* _BRIEF_
Copy out every line of the data below, unchanged and in the same order.
-------
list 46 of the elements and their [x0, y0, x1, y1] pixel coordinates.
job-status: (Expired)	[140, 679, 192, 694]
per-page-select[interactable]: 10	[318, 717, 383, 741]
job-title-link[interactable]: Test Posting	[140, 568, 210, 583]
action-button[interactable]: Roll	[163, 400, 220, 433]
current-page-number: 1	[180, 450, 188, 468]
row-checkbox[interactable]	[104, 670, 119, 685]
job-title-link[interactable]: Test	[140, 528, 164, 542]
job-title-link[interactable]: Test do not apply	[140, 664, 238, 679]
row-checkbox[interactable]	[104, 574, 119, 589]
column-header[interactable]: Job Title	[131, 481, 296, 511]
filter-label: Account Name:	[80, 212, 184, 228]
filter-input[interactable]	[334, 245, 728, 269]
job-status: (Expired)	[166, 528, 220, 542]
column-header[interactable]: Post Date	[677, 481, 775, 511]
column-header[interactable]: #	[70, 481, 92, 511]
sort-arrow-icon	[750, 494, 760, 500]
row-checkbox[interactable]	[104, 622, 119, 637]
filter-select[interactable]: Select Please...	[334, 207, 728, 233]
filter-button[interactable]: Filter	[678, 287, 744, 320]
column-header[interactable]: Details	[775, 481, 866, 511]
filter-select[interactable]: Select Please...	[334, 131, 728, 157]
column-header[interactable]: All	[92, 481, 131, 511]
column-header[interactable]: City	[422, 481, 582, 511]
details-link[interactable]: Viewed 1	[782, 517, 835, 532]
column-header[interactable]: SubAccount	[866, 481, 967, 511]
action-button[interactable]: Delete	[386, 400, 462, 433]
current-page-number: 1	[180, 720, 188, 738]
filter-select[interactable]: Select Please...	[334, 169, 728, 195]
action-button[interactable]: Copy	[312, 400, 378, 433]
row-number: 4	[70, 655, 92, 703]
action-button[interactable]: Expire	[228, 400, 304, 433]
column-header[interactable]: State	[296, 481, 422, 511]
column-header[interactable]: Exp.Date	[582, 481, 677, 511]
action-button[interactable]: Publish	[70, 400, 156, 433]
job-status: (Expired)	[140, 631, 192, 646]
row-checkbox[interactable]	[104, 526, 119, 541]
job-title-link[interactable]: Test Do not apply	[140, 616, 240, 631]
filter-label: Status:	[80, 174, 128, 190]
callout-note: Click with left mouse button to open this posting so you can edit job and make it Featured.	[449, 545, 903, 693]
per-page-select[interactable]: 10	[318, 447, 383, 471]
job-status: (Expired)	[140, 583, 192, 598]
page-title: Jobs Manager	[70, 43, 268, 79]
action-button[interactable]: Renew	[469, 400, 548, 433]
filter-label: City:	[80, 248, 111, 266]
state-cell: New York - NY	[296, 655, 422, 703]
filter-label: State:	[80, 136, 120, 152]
-------
* _TASK OUTPUT_
list 46 of the elements and their [x0, y0, x1, y1] pixel coordinates.
job-status: (Expired)	[140, 679, 192, 694]
per-page-select[interactable]: 10	[318, 717, 383, 741]
job-title-link[interactable]: Test Posting	[140, 568, 210, 583]
action-button[interactable]: Roll	[163, 400, 220, 433]
current-page-number: 1	[180, 450, 188, 468]
row-checkbox[interactable]	[104, 670, 119, 685]
job-title-link[interactable]: Test	[140, 528, 164, 542]
job-title-link[interactable]: Test do not apply	[140, 664, 238, 679]
row-checkbox[interactable]	[104, 574, 119, 589]
column-header[interactable]: Job Title	[131, 481, 296, 511]
filter-label: Account Name:	[80, 212, 184, 228]
filter-input[interactable]	[334, 245, 728, 269]
job-status: (Expired)	[166, 528, 220, 542]
column-header[interactable]: Post Date	[677, 481, 775, 511]
column-header[interactable]: #	[70, 481, 92, 511]
sort-arrow-icon	[750, 494, 760, 500]
row-checkbox[interactable]	[104, 622, 119, 637]
filter-select[interactable]: Select Please...	[334, 207, 728, 233]
filter-button[interactable]: Filter	[678, 287, 744, 320]
column-header[interactable]: Details	[775, 481, 866, 511]
filter-select[interactable]: Select Please...	[334, 131, 728, 157]
column-header[interactable]: All	[92, 481, 131, 511]
column-header[interactable]: City	[422, 481, 582, 511]
details-link[interactable]: Viewed 1	[782, 517, 835, 532]
column-header[interactable]: SubAccount	[866, 481, 967, 511]
action-button[interactable]: Delete	[386, 400, 462, 433]
current-page-number: 1	[180, 720, 188, 738]
filter-select[interactable]: Select Please...	[334, 169, 728, 195]
action-button[interactable]: Copy	[312, 400, 378, 433]
row-number: 4	[70, 655, 92, 703]
action-button[interactable]: Expire	[228, 400, 304, 433]
column-header[interactable]: State	[296, 481, 422, 511]
column-header[interactable]: Exp.Date	[582, 481, 677, 511]
action-button[interactable]: Publish	[70, 400, 156, 433]
job-status: (Expired)	[140, 631, 192, 646]
row-checkbox[interactable]	[104, 526, 119, 541]
job-title-link[interactable]: Test Do not apply	[140, 616, 240, 631]
filter-label: Status:	[80, 174, 128, 190]
callout-note: Click with left mouse button to open this posting so you can edit job and make it Featured.	[449, 545, 903, 693]
per-page-select[interactable]: 10	[318, 447, 383, 471]
job-status: (Expired)	[140, 583, 192, 598]
page-title: Jobs Manager	[70, 43, 268, 79]
action-button[interactable]: Renew	[469, 400, 548, 433]
filter-label: City:	[80, 248, 111, 266]
state-cell: New York - NY	[296, 655, 422, 703]
filter-label: State:	[80, 136, 120, 152]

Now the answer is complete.